Start Extracted text
US20250391211A1

SYSTEM FOR MONITORING A LIGHTING UNIT

Publication

Country:US
Doc Number:20250391211
Kind:A1
Date:2025-12-25

Application

Country:US
Doc Number:19085161
Date:2025-03-20

Classifications

IPC Classifications

G07C5/08

CPC Classifications

G07C5/0808

Applicants

Torc Robotics, Inc.

Inventors

Fridtjof Stein

Abstract

The present disclosure relates to a device for monitoring a lighting unit which has a plurality of lighting sub-units, wherein for each lighting sub-unit or for each group of lighting sub-units includes a monitoring unit with a detector, which is configured to monitor a light output of the lighting sub-unit or group. The detector is further configured to monitor a trigger signal for controlling the lighting sub-unit or group and a power consumption of the lighting sub-unit or group, wherein a monitoring collector unit is arranged and coupled to all monitoring units in order to determine a total output from the data recorded by them.

Figures

Description

CROSS-REFERENCE TO RELATED APPLICATIONS

[0001]The present application claims priority to German Patent Application No. 102024117867.1 filed on Jun. 25, 2024, and titled “DEVICE FOR MONITORING A LIGHTING UNIT”, which is hereby incorporated by reference in its entirety.

TECHNICAL FIELD

[0002]The present disclosure relates to a device for monitoring a lighting unit. In particular, the present disclosure relates to controlling an autonomous vehicle partially based on a parameter of the lighting unit as detected by the device.

BACKGROUND

[0003]In the future, automatically driving vehicles, such as trucks, will be underway on freeways. Such vehicles will locate themselves using sensors (typically LIDAR, camera, radar) and map data in the existing infrastructure and adjust their driving behavior depending on other road users measured by the sensors. The sensor system installed for this purpose has measurement characteristics that are determined by the sensor type, the design, and physical boundary conditions. Typically, the built-in sensor system has various sensors for performing different tasks. For example, a LIDAR sensor measures a traffic-relevant area in front of the vehicle in three dimensions. At the same time, the data from a camera are used to determine the semantics of the observed scenery, for example to recognize traffic signs and traffic lights. Requirements derived therefrom then determine sensor parameters such as base width, focal length, aperture angle, pixel density, sensor type (color or monochrome), etc.

[0004]Gated cameras are known and are based on a lighting concept that avoids back-scatter, resulting in very good visibility and uniform illumination, including suitability for use in rain.

[0005]These cameras make it possible to detect objects at great distances that cannot be overcome, since the lighting units coupled thereto send enough photons that, within the scope of eye safety, the signal-to-noise ratio is good enough to detect the object, for example a tire or lost cargo, or a motorcyclist who has had an accident.

[0006]If the output power of the lighting unit decreases, for example due to aging or failure of components, then the vehicle's autonomous system must take into account a correspondingly reduced detection range, for example when planning trajectories to be driven and the speed in order to adapt to a reduced braking distance.
End Extracted text
Start Data in this exercise
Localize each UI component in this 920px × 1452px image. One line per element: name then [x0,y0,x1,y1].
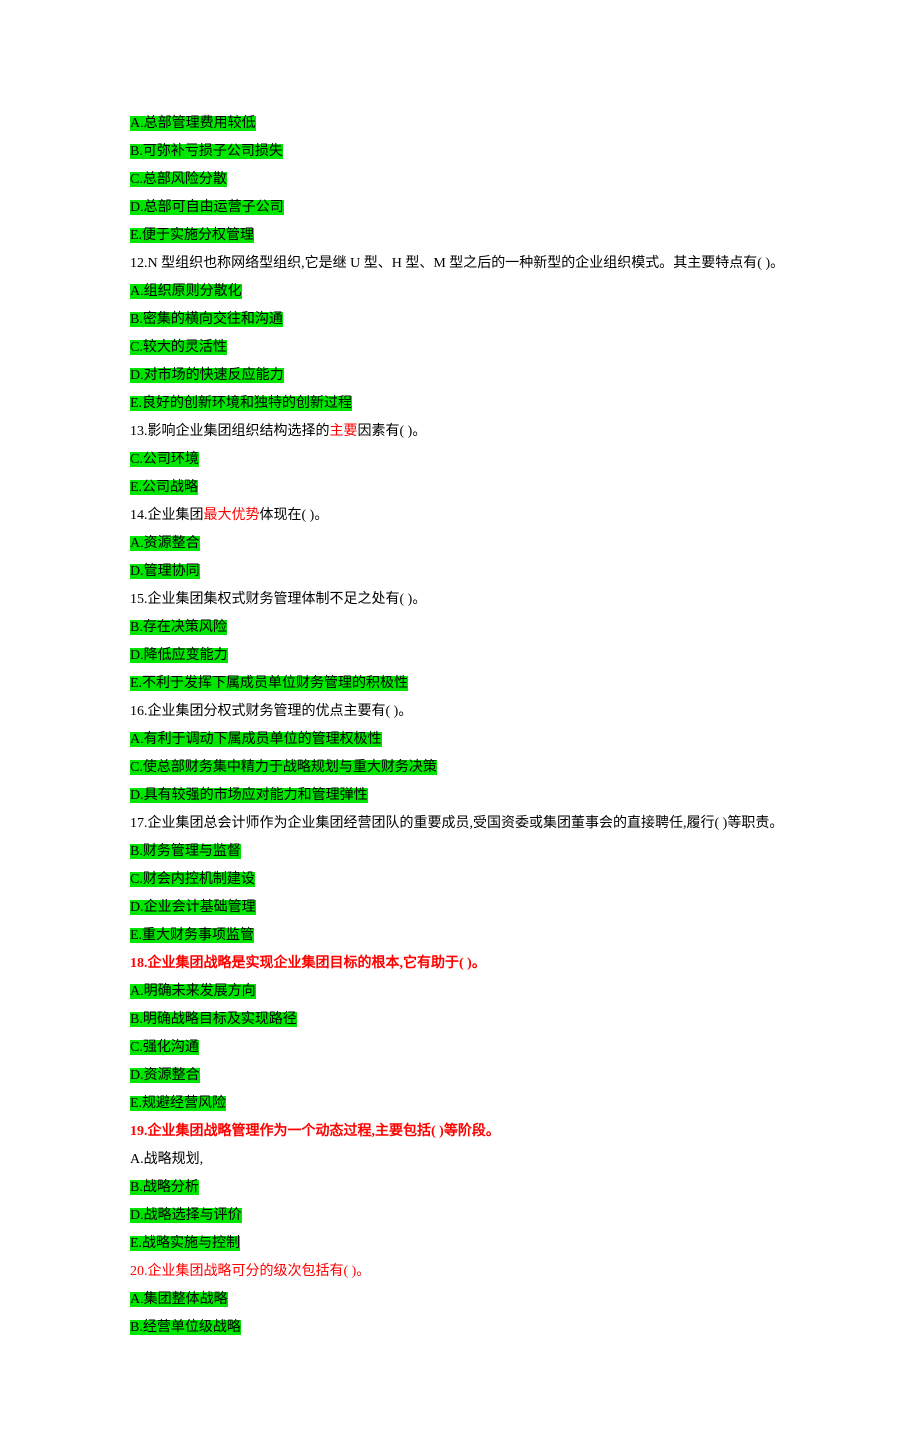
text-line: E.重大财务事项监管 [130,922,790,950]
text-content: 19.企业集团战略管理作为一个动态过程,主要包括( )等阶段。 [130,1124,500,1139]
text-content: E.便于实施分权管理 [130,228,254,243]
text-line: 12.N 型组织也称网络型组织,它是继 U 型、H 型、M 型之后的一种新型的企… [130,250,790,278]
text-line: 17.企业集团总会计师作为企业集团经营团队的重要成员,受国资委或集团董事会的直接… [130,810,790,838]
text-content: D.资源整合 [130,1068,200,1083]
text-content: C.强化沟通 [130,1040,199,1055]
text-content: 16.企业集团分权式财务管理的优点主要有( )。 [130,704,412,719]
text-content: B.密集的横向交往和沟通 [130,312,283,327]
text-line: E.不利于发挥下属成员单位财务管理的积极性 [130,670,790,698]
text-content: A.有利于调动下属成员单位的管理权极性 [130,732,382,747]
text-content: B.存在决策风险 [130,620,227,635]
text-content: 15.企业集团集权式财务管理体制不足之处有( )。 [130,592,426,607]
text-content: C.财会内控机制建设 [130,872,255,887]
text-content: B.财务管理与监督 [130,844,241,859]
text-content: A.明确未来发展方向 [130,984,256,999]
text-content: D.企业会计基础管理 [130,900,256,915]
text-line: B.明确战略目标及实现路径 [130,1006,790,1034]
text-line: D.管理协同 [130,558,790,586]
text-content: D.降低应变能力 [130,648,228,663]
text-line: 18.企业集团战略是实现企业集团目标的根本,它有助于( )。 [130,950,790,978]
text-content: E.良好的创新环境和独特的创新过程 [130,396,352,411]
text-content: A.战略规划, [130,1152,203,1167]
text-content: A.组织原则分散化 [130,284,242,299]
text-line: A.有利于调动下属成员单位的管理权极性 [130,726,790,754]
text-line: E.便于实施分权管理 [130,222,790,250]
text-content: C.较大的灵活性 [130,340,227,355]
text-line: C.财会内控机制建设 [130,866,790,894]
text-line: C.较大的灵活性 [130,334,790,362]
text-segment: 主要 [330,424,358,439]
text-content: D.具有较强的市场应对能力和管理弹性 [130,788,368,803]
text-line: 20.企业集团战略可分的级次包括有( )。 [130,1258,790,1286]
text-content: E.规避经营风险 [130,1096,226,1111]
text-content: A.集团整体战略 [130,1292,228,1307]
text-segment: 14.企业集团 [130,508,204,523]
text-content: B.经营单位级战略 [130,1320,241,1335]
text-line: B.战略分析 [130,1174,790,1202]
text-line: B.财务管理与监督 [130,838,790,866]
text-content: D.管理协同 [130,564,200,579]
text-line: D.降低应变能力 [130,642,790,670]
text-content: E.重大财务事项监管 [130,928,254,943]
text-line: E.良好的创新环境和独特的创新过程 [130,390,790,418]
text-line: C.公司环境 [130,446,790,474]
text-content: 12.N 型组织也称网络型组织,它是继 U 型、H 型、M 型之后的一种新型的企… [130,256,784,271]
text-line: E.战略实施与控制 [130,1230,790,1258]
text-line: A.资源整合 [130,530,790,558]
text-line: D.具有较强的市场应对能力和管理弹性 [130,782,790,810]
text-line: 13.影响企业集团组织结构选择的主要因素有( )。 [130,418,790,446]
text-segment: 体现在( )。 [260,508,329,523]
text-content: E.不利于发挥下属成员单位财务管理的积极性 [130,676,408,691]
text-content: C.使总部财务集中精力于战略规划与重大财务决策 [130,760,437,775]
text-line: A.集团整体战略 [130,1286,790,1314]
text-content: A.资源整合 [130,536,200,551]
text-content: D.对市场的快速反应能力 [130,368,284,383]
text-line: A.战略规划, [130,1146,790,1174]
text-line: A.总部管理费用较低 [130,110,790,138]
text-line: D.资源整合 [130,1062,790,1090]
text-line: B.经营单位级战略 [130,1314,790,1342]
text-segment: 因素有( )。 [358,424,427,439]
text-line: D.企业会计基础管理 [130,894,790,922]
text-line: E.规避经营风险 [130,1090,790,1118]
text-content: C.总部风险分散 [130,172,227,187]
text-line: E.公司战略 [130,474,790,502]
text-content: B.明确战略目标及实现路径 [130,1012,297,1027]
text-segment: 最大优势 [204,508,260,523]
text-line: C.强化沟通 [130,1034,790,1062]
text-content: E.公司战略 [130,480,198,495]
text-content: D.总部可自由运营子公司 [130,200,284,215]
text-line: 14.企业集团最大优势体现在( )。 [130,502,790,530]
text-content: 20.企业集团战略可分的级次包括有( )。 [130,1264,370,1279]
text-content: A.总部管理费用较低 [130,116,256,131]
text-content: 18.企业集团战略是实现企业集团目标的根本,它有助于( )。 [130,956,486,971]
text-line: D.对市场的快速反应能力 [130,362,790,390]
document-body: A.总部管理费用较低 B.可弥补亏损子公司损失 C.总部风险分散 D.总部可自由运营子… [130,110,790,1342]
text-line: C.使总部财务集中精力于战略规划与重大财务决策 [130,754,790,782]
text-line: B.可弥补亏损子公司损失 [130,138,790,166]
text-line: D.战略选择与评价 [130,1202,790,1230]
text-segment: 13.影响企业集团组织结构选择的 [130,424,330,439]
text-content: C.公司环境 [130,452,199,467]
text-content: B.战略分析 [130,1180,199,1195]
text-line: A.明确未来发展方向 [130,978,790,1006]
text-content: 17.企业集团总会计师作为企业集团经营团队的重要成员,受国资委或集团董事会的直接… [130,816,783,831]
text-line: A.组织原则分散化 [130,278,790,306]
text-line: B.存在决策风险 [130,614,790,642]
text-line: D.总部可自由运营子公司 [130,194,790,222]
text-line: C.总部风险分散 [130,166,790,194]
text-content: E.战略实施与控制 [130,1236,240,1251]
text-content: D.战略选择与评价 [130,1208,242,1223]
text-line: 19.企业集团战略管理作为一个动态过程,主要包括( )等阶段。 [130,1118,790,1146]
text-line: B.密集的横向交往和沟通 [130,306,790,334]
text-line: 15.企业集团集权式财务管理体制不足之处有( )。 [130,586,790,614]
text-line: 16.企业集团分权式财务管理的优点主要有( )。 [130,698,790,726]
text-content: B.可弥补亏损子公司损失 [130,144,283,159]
End Data in this exercise
Start Data in this exercise
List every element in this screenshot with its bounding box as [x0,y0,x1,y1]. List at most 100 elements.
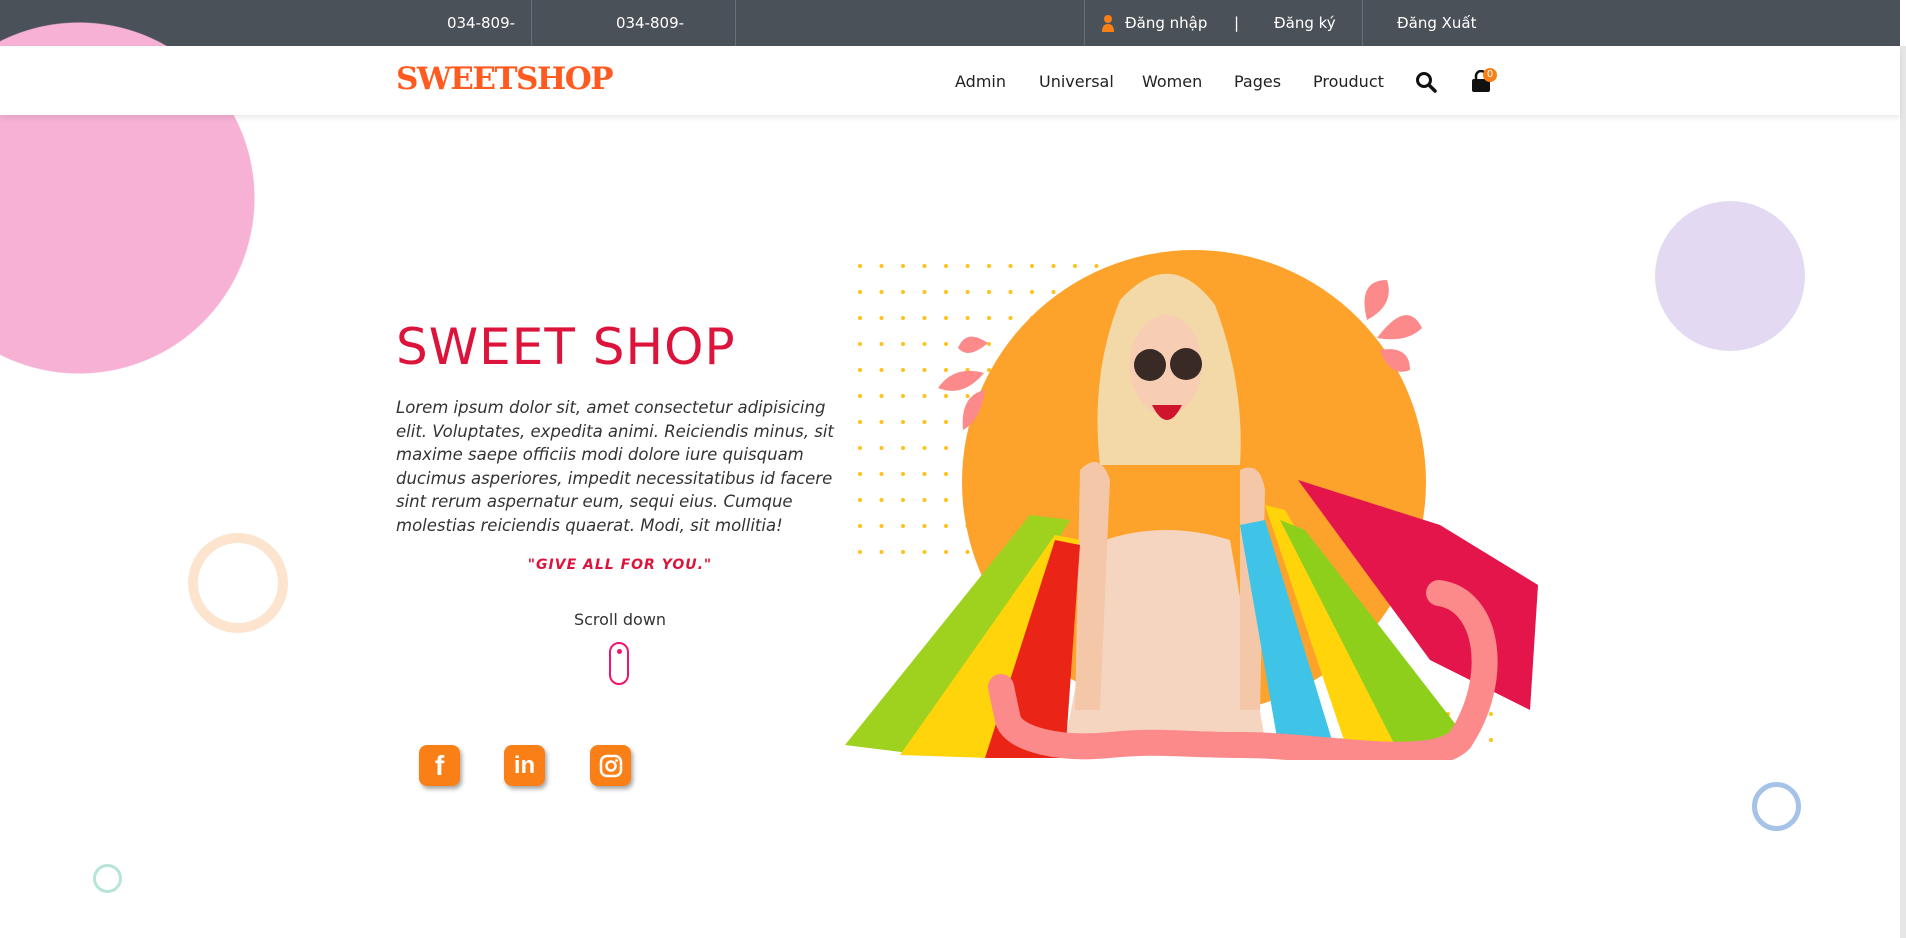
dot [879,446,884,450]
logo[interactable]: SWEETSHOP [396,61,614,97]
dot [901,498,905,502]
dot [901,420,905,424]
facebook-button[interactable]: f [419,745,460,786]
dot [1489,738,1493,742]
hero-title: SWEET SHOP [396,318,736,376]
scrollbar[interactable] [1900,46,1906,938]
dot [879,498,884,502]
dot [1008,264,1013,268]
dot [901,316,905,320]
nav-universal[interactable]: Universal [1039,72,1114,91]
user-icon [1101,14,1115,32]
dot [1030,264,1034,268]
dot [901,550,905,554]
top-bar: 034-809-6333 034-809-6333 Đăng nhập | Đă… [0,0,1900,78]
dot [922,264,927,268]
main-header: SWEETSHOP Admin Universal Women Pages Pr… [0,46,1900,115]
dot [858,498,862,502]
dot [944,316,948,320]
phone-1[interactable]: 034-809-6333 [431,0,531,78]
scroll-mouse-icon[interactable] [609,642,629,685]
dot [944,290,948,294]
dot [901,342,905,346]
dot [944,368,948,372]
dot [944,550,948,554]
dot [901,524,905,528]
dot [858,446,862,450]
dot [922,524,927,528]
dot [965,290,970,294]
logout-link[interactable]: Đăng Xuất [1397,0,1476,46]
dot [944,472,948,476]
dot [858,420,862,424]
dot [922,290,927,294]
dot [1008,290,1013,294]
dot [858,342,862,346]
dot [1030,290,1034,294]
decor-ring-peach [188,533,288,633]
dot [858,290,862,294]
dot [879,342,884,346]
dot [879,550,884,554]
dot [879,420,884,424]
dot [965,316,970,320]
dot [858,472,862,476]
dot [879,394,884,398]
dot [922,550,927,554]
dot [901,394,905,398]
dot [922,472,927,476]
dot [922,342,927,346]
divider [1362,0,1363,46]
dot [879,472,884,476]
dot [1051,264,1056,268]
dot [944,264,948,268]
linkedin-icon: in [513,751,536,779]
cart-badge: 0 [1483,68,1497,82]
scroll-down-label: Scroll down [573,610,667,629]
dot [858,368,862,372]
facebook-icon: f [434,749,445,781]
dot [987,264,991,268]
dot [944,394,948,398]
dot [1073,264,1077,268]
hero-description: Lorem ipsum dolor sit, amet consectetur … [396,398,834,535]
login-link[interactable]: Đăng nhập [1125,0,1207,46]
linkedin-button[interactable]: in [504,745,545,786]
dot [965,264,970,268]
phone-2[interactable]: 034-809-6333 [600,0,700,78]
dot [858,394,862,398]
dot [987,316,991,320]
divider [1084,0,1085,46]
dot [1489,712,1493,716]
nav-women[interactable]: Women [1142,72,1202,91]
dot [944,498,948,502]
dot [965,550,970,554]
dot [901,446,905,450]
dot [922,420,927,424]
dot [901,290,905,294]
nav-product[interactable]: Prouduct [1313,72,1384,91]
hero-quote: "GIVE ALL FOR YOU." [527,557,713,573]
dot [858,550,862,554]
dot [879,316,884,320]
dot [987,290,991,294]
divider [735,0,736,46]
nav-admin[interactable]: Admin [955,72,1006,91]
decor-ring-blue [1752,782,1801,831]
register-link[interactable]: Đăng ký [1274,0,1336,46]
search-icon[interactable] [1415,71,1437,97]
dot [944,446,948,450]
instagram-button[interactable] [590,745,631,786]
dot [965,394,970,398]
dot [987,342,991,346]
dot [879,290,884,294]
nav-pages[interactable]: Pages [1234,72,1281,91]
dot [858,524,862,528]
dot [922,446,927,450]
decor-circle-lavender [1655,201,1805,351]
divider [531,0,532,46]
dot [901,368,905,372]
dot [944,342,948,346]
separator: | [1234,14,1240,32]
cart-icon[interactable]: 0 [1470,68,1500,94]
End Data in this exercise
Start Data in this exercise
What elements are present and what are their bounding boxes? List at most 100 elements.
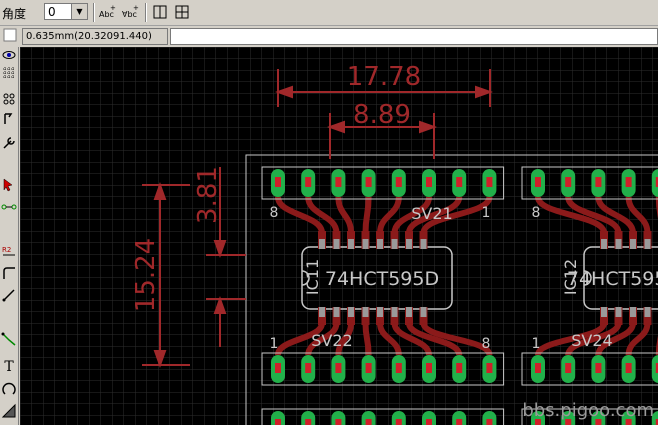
End Data in this exercise
**Things to do:**
(1) Reproduce the passage of the patent text between "[0001]The present application" and "in its entirety.", inclusive.
(2) In the listing, give the lines between the ones holding "List every element" and "dot [1489,738,1493,742]", inclusive, again with "screenshot" swapped for "image" and nothing else changed. Leave out the pictures.

**Answers below:**
(1)
[0001]The present application claims priority to German Patent Application No. 102024117867.1 filed on Jun. 25, 2024, and titled “DEVICE FOR MONITORING A LIGHTING UNIT”, which is hereby incorporated by reference in its entirety.

(2)
List every element in this image with its bounding box as [x0,y0,x1,y1]. List at most 100 elements.
dot [879,446,884,450]
logo[interactable]: SWEETSHOP [396,61,614,97]
dot [901,498,905,502]
dot [901,420,905,424]
facebook-button[interactable]: f [419,745,460,786]
dot [1489,738,1493,742]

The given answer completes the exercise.